◆ Exercise directions ◆
Restate every line of the material, word for word.

◆ Stored records ◆
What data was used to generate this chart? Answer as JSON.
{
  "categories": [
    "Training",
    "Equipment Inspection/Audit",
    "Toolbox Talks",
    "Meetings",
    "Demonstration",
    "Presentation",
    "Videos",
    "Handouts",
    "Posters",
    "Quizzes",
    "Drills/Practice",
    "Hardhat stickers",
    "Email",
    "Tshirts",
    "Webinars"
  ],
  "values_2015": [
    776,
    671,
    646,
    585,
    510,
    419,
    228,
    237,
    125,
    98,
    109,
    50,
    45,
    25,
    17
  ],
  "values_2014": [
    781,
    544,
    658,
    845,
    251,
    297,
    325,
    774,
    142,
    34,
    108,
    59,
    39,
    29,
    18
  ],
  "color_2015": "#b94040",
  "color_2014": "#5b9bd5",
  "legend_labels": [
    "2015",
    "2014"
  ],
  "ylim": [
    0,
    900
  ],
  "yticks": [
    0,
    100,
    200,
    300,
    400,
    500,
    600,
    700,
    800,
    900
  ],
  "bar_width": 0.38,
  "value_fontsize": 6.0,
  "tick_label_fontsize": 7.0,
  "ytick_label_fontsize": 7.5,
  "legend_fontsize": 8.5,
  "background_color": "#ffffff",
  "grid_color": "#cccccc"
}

◆ Exercise answer ◆
What data was used to generate this chart? Answer as JSON.
{
  "categories": [
    "Training",
    "Equipment Inspection/Audit",
    "Toolbox Talks",
    "Meetings",
    "Demonstration",
    "Presentation",
    "Videos",
    "Handouts",
    "Posters",
    "Quizzes",
    "Drills/Practice",
    "Hardhat stickers",
    "Email",
    "Tshirts",
    "Webinars"
  ],
  "values_2015": [
    776,
    671,
    646,
    585,
    510,
    419,
    228,
    237,
    125,
    98,
    109,
    50,
    45,
    25,
    17
  ],
  "values_2014": [
    781,
    544,
    658,
    845,
    251,
    297,
    325,
    774,
    142,
    34,
    108,
    59,
    39,
    29,
    18
  ],
  "color_2015": "#b94040",
  "color_2014": "#5b9bd5",
  "legend_labels": [
    "2015",
    "2014"
  ],
  "ylim": [
    0,
    900
  ],
  "yticks": [
    0,
    100,
    200,
    300,
    400,
    500,
    600,
    700,
    800,
    900
  ],
  "bar_width": 0.38,
  "value_fontsize": 6.0,
  "tick_label_fontsize": 7.0,
  "ytick_label_fontsize": 7.5,
  "legend_fontsize": 8.5,
  "background_color": "#ffffff",
  "grid_color": "#cccccc"
}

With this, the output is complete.